## WHAT YOU NEED TO DO
Go through the listing and pick out each line with the word "Broadleaf" in it.
**** SUPPLIED DATA ****
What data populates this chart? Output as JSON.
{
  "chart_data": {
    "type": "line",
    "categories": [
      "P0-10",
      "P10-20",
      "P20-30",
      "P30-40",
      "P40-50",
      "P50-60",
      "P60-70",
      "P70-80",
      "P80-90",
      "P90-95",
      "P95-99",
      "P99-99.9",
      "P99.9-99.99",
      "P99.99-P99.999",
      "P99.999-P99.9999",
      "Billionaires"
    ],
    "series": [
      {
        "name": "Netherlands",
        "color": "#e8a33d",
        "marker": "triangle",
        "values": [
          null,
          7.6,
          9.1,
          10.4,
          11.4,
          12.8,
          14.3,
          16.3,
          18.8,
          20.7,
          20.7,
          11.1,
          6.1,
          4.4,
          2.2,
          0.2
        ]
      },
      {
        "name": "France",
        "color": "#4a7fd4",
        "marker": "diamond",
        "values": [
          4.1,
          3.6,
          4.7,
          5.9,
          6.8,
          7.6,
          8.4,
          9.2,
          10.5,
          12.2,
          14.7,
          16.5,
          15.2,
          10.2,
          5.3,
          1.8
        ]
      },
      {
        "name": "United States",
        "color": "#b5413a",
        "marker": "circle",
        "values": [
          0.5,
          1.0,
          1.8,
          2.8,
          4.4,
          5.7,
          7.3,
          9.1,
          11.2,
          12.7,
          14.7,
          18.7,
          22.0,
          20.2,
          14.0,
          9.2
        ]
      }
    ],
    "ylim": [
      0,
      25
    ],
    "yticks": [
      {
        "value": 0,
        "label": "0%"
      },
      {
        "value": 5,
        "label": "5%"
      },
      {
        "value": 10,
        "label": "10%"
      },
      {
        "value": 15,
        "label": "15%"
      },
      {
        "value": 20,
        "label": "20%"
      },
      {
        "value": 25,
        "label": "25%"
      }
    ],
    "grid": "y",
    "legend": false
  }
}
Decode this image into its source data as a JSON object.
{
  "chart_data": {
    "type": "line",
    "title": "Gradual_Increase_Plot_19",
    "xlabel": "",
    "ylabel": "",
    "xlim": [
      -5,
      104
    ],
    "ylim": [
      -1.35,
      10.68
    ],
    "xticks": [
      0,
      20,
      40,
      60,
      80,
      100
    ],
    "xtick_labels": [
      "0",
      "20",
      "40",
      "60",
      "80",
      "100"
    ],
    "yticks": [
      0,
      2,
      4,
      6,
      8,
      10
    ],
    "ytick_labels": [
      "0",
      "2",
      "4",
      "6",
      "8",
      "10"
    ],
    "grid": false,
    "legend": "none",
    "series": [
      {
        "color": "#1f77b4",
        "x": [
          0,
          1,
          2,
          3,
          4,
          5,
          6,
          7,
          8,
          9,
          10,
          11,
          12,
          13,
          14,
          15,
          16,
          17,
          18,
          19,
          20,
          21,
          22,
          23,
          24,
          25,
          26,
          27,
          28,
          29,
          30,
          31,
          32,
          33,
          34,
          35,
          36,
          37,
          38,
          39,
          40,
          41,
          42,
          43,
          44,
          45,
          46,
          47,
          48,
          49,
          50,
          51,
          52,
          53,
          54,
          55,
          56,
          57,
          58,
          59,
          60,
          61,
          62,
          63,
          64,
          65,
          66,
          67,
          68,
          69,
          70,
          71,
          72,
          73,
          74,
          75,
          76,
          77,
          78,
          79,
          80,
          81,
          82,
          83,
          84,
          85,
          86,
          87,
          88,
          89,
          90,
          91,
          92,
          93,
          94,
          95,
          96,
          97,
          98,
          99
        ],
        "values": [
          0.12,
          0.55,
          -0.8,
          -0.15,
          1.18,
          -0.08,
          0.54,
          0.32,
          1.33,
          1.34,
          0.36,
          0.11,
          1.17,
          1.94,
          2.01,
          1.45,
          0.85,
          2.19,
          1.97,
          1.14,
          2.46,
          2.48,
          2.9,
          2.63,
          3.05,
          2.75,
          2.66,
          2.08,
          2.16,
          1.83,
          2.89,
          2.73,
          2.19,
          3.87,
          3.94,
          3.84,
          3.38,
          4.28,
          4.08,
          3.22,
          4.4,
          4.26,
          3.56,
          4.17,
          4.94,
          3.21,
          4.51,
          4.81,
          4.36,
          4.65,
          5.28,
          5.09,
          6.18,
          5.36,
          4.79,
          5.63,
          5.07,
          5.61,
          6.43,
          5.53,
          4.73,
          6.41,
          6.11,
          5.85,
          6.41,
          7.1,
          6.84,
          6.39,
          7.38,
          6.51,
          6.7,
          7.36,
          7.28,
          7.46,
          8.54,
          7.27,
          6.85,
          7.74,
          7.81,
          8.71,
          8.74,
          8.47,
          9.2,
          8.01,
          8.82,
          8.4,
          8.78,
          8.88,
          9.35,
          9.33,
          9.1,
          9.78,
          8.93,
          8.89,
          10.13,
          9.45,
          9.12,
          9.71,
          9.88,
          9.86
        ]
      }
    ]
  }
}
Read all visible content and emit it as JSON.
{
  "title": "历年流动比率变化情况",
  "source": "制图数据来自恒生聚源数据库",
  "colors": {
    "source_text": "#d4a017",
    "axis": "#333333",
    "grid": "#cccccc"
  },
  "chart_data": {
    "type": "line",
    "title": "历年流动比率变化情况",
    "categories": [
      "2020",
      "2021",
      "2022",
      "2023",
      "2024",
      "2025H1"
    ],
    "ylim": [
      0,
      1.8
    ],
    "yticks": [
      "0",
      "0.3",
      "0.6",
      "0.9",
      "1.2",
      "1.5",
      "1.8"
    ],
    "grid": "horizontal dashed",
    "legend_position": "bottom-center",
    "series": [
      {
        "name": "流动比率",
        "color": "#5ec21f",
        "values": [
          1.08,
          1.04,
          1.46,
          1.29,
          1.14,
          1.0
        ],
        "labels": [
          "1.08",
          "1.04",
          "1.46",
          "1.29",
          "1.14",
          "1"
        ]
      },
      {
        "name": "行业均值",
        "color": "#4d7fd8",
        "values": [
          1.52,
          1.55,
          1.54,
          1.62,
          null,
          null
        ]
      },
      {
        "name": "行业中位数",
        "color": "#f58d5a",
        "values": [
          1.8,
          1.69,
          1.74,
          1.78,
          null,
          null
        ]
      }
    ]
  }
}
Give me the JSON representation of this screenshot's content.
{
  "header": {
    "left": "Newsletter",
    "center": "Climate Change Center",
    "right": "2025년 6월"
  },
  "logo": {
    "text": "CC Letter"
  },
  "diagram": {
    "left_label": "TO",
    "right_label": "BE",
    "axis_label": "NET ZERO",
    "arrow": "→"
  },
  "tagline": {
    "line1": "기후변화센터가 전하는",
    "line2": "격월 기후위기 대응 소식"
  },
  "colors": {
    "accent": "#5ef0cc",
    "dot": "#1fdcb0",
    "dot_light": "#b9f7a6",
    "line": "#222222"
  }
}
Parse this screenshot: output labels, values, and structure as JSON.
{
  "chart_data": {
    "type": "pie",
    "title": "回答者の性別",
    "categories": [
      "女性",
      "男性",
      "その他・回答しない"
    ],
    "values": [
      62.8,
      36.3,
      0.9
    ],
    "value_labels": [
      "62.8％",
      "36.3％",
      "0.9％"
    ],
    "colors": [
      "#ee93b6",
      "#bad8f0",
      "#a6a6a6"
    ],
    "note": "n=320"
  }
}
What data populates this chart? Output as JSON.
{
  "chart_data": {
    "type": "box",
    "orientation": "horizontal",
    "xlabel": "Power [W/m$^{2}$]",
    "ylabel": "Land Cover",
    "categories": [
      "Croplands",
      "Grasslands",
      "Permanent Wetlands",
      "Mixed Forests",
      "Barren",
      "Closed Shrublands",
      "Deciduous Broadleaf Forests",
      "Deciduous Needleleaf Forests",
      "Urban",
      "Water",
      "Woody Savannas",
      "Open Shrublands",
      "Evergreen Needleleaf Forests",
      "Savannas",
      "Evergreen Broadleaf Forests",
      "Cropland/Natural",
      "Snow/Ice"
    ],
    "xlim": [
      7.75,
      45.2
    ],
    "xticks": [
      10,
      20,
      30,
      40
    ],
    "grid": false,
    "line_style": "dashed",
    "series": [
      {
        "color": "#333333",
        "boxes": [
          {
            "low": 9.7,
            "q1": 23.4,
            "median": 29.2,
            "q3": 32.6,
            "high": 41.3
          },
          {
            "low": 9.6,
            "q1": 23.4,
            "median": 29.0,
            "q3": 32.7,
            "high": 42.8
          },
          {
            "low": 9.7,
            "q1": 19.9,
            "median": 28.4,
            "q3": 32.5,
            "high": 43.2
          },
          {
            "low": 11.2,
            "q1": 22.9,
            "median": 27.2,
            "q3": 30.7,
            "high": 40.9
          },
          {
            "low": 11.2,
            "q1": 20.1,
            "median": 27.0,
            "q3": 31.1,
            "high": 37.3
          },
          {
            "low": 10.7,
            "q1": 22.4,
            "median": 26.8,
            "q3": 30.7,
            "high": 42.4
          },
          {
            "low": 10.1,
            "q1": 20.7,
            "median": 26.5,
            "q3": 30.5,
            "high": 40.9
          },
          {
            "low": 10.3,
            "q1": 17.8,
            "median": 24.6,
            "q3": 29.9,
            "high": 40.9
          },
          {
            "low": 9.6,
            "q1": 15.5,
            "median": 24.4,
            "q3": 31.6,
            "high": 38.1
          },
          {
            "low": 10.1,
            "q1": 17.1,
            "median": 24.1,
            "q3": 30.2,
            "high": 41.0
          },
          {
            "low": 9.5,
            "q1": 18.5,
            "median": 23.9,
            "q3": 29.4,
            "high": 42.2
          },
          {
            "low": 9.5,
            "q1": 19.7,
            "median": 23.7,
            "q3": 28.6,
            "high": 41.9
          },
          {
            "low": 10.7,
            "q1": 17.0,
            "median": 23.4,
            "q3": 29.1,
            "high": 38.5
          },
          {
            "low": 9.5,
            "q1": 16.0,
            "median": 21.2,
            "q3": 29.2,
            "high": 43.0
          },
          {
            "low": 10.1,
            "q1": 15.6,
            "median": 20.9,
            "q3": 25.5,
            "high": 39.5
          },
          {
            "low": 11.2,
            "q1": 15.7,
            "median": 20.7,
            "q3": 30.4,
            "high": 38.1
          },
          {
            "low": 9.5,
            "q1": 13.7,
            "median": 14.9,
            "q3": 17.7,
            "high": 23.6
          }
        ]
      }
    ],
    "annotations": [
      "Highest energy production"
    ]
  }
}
****
## CORRECT RESULT
      "Deciduous Broadleaf Forests",
      "Evergreen Broadleaf Forests",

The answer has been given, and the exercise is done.